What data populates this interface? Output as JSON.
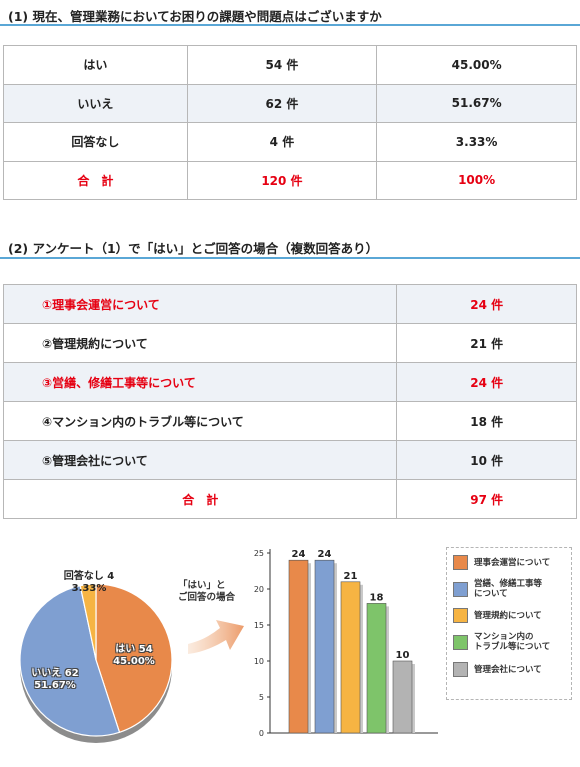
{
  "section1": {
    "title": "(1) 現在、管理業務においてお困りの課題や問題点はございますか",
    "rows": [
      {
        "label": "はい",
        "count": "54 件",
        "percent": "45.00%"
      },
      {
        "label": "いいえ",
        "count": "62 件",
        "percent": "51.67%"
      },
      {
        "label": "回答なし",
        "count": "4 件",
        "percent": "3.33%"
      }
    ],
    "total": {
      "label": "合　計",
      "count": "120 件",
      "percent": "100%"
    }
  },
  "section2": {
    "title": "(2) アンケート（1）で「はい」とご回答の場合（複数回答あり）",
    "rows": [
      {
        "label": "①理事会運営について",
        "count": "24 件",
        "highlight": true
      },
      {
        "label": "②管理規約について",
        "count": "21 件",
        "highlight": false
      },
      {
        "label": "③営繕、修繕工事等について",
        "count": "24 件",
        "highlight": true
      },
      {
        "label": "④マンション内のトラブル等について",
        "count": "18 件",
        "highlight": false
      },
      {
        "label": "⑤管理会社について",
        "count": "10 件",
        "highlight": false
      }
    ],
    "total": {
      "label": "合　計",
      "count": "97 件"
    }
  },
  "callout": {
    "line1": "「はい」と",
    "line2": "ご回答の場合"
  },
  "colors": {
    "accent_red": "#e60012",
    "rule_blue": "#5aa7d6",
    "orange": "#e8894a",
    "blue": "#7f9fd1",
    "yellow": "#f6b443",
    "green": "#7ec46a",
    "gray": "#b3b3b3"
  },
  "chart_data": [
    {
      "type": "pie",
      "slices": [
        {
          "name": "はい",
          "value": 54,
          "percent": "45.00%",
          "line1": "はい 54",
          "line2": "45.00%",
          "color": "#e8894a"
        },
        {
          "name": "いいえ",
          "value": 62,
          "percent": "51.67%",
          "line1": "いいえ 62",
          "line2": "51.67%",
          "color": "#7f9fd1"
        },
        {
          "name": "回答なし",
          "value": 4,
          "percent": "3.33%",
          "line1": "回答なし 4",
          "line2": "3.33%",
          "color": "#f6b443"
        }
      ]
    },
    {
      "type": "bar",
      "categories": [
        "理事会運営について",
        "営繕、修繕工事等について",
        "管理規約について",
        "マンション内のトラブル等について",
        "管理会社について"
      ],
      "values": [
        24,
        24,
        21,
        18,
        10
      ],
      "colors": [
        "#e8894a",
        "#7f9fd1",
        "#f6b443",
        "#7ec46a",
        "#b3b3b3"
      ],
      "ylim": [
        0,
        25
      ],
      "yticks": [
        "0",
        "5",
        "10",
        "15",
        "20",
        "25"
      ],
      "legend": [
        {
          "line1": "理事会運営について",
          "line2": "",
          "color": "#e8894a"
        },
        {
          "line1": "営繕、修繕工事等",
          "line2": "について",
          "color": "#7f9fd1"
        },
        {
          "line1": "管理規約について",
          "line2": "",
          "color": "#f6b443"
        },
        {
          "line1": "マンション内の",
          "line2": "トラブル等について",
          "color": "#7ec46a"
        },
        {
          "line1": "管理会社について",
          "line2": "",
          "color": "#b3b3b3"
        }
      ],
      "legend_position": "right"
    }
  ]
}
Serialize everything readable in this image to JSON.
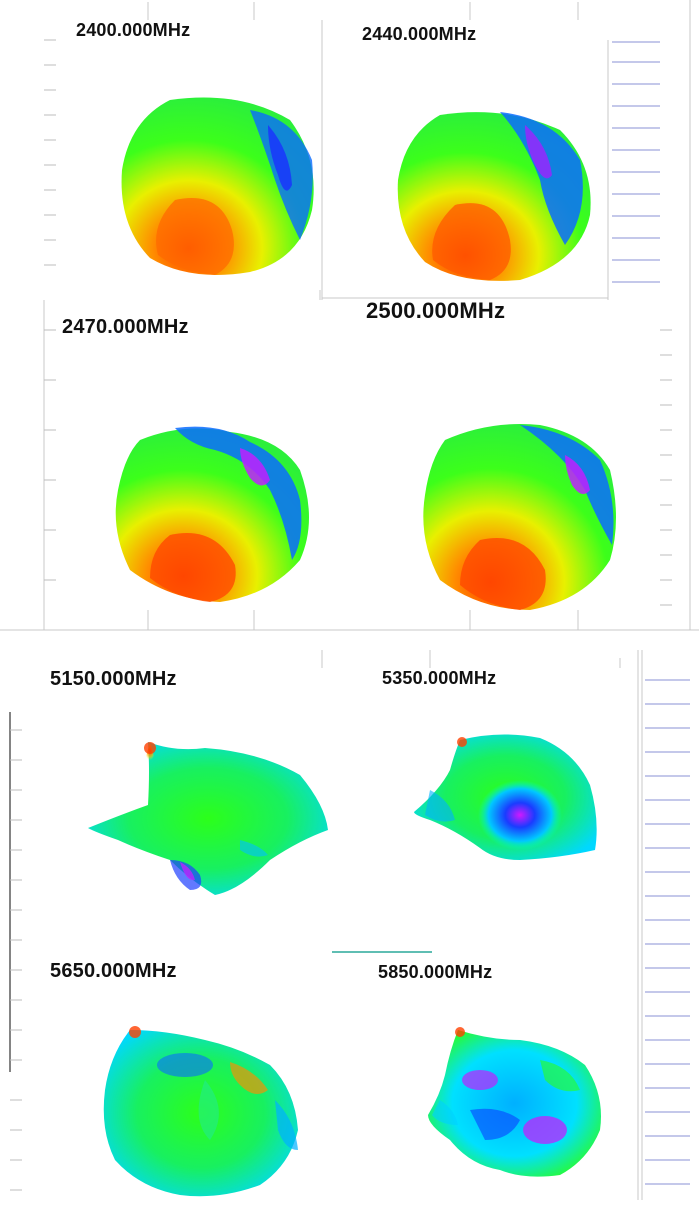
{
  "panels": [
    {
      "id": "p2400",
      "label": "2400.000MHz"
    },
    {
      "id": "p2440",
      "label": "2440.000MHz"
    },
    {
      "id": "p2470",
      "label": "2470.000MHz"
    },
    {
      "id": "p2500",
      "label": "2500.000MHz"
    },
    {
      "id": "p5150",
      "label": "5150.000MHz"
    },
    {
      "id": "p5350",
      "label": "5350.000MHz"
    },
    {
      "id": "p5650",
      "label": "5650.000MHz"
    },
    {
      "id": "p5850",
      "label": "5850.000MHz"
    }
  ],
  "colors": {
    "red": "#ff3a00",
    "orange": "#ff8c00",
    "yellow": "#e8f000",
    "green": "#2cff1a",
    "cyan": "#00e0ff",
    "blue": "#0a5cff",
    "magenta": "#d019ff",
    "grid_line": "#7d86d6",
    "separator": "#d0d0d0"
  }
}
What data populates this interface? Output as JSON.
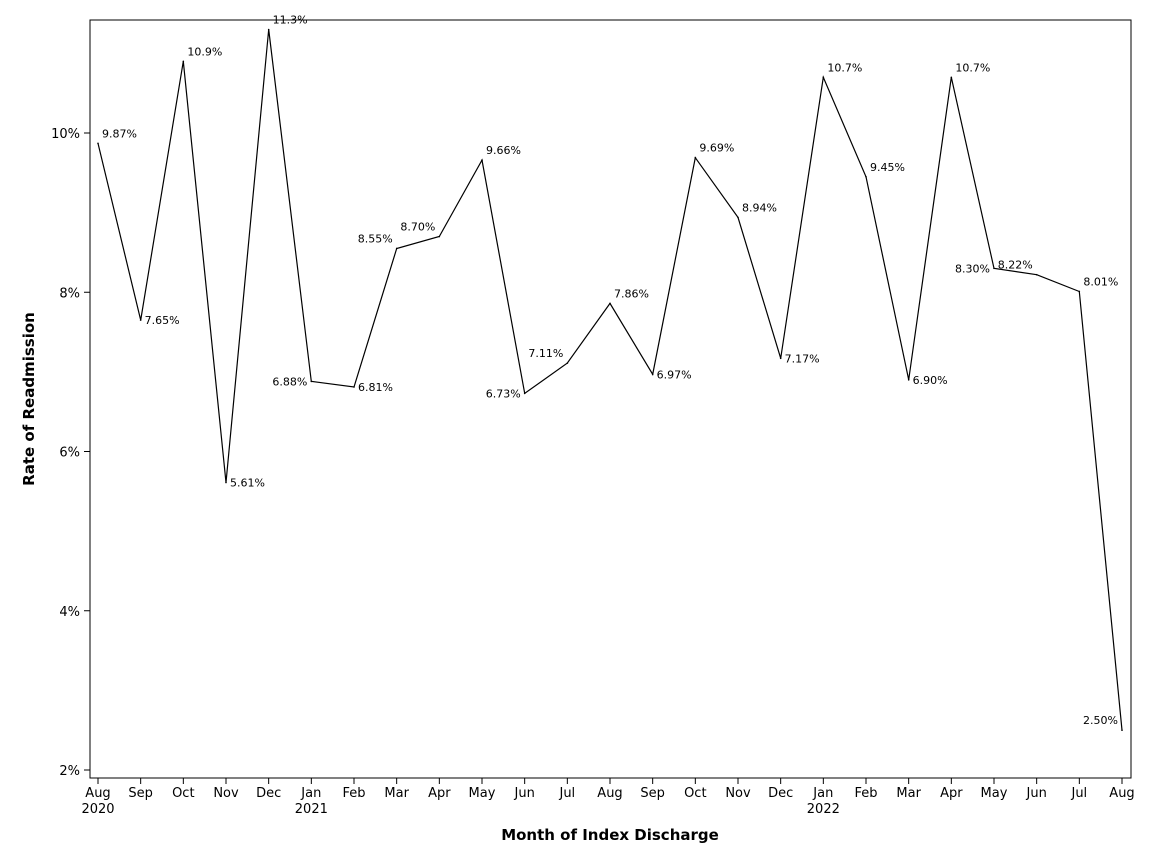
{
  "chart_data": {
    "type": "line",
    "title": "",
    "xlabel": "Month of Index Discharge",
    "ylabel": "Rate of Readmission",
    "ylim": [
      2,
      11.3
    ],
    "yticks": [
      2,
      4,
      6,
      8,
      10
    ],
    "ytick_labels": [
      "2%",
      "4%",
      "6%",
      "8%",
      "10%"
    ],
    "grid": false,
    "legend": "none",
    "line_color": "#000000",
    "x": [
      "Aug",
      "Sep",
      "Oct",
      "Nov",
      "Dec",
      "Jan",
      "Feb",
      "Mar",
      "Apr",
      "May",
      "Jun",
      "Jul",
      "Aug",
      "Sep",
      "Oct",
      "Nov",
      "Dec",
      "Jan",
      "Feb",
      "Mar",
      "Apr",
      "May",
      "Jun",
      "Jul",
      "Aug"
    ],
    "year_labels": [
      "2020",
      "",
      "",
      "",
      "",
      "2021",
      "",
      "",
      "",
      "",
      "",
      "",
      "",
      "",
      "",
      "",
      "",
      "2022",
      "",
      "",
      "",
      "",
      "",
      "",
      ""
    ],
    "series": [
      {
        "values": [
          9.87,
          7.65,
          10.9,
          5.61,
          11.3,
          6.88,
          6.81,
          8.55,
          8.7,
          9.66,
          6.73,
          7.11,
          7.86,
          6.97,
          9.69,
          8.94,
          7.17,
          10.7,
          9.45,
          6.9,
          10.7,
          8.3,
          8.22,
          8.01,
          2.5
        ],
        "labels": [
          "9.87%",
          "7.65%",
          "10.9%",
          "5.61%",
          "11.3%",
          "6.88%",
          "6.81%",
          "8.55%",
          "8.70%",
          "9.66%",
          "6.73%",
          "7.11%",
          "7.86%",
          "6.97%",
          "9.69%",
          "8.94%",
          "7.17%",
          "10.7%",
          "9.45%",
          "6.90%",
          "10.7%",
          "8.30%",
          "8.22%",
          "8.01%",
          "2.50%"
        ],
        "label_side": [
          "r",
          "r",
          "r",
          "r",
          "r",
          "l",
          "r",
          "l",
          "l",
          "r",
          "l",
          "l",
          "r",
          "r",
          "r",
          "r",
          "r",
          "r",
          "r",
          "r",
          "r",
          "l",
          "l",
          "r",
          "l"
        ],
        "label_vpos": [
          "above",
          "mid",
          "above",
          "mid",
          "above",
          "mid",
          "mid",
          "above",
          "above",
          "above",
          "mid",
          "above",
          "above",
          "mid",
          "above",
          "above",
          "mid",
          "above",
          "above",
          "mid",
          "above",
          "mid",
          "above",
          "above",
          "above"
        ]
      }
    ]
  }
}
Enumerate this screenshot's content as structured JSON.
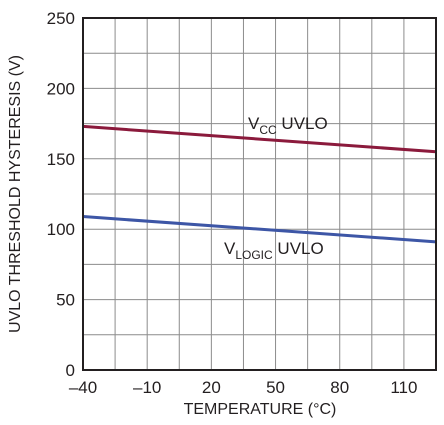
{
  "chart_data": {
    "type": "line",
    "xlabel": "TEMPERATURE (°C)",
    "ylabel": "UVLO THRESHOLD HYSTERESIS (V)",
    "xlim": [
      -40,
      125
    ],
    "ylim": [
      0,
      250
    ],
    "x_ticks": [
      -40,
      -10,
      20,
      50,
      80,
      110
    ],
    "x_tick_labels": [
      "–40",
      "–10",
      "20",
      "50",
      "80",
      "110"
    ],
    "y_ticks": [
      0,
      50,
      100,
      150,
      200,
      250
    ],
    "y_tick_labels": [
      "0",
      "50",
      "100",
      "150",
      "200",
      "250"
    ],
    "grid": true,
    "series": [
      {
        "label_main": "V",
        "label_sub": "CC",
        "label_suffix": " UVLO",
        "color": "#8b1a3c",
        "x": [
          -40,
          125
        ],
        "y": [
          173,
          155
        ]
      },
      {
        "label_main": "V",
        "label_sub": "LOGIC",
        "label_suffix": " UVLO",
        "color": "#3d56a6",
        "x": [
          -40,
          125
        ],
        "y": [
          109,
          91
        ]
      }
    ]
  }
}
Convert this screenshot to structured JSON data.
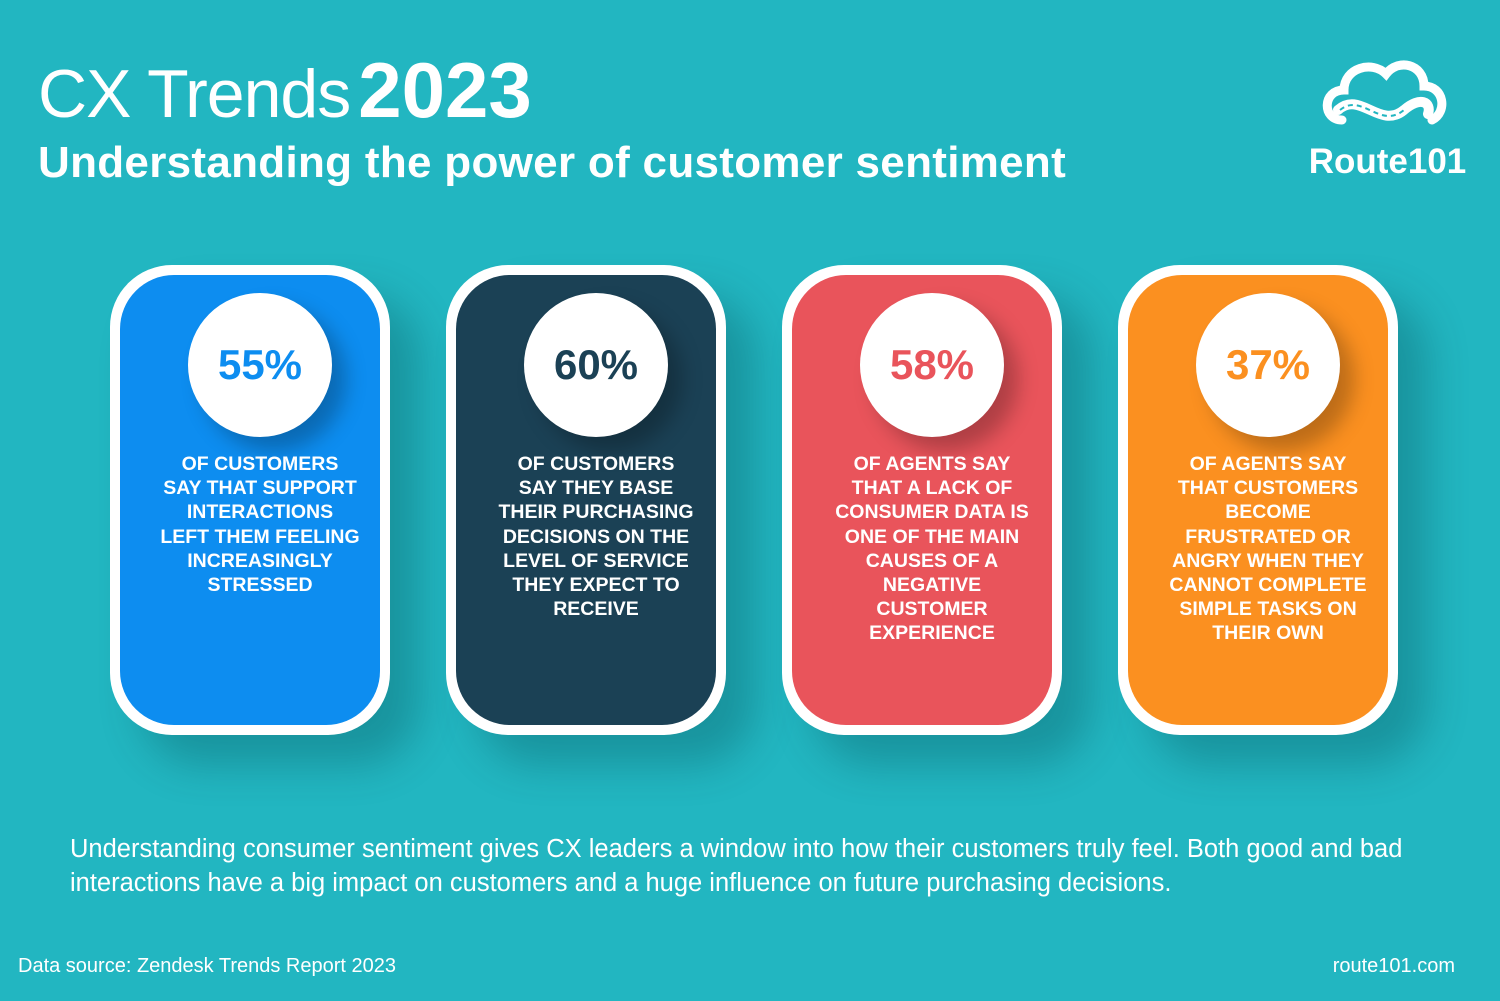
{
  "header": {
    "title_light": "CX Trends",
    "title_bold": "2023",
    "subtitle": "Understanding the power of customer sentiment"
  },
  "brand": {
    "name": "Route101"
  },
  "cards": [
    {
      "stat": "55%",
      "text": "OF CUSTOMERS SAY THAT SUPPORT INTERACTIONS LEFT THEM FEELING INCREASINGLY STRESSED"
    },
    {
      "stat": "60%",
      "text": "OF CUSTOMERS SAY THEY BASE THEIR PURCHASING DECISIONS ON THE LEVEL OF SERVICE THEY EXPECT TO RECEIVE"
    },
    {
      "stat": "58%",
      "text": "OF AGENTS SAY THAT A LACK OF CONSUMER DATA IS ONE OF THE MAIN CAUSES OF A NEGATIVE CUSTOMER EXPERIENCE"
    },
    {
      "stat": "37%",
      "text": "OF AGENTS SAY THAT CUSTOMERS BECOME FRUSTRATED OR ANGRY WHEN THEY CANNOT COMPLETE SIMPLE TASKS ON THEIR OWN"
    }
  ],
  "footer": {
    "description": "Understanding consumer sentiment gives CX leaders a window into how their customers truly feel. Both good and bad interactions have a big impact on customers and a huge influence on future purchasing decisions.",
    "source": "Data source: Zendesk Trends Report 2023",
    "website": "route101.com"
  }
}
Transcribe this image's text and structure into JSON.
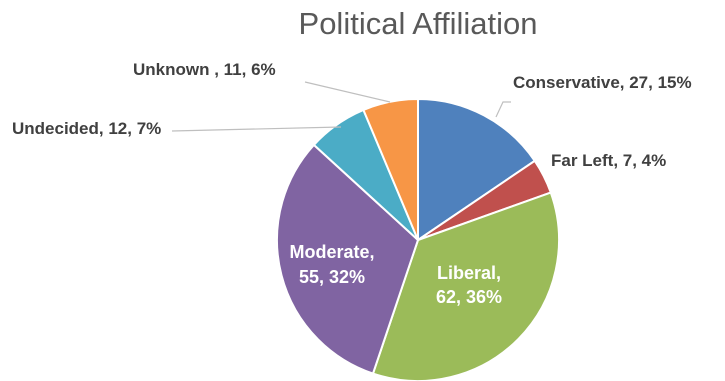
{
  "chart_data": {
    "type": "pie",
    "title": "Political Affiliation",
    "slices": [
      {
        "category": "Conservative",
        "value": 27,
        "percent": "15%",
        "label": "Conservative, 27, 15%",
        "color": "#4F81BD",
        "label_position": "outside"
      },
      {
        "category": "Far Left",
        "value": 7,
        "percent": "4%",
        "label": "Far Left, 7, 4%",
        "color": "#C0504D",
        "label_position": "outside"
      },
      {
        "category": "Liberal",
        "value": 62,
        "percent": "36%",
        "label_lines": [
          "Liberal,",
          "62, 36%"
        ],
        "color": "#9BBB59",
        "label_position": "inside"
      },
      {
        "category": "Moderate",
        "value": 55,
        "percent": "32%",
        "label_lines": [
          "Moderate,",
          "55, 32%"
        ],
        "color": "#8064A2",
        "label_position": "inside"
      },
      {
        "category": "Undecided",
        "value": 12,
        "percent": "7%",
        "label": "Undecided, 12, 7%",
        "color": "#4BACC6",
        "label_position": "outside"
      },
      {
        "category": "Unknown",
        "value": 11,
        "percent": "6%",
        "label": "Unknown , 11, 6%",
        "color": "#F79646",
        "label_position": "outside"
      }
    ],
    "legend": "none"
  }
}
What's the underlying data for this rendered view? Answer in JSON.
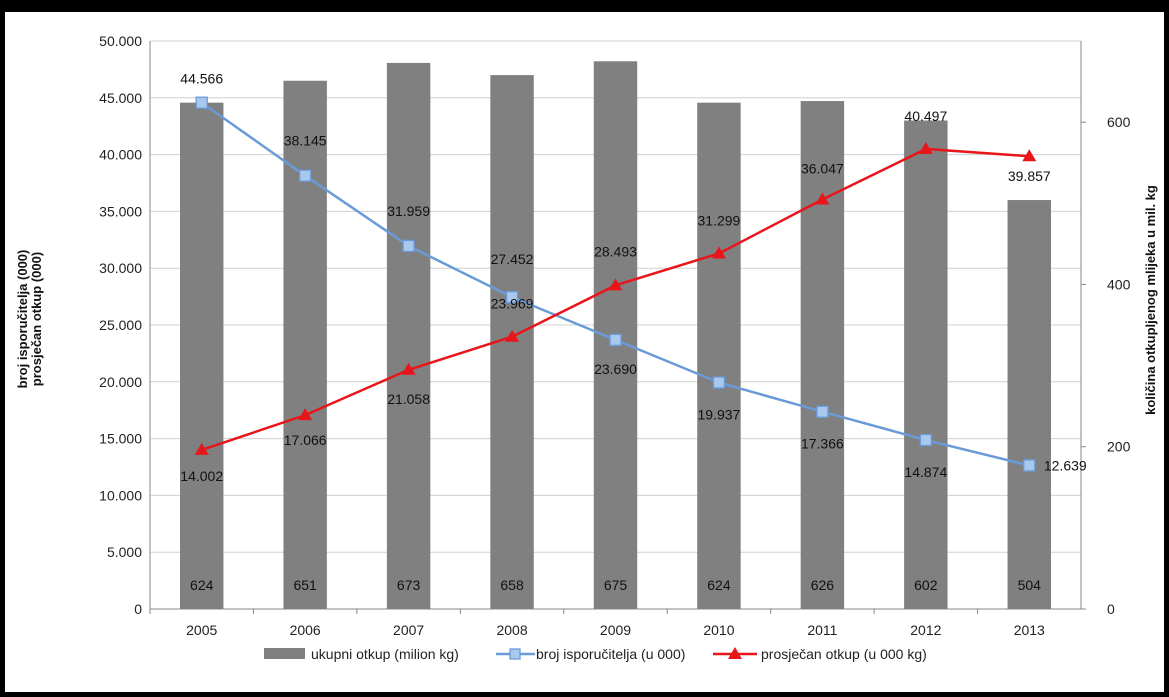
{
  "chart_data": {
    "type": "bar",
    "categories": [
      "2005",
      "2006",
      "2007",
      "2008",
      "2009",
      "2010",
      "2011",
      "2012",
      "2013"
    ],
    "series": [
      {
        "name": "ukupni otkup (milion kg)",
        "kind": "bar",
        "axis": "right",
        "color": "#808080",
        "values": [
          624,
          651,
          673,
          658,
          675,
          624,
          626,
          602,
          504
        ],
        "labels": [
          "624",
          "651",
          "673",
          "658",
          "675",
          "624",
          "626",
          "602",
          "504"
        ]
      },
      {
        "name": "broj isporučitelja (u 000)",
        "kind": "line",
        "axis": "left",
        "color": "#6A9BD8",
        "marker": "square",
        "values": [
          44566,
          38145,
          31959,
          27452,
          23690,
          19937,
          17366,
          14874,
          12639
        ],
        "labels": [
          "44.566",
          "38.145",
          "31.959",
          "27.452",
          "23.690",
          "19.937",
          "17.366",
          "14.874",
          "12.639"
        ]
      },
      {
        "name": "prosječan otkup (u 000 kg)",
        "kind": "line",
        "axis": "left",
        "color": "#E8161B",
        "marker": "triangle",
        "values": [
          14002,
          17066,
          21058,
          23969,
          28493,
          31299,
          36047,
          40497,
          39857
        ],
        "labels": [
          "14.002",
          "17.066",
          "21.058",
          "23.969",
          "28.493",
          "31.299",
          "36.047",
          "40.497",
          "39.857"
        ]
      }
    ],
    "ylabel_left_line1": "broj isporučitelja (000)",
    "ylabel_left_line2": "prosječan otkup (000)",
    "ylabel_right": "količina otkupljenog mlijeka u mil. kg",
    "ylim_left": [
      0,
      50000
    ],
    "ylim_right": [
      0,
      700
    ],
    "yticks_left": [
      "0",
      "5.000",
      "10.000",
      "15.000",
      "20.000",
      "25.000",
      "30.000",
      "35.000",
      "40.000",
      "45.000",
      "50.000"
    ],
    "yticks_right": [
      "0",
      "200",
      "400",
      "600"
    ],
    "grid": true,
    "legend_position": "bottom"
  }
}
• • • • •
■ Goal of the exercise ■
Copy all lines from the data that hold the word "Trends".

■ Reply to the exercise ■
    "title_light": "CX Trends",
    "source": "Data source: Zendesk Trends Report 2023",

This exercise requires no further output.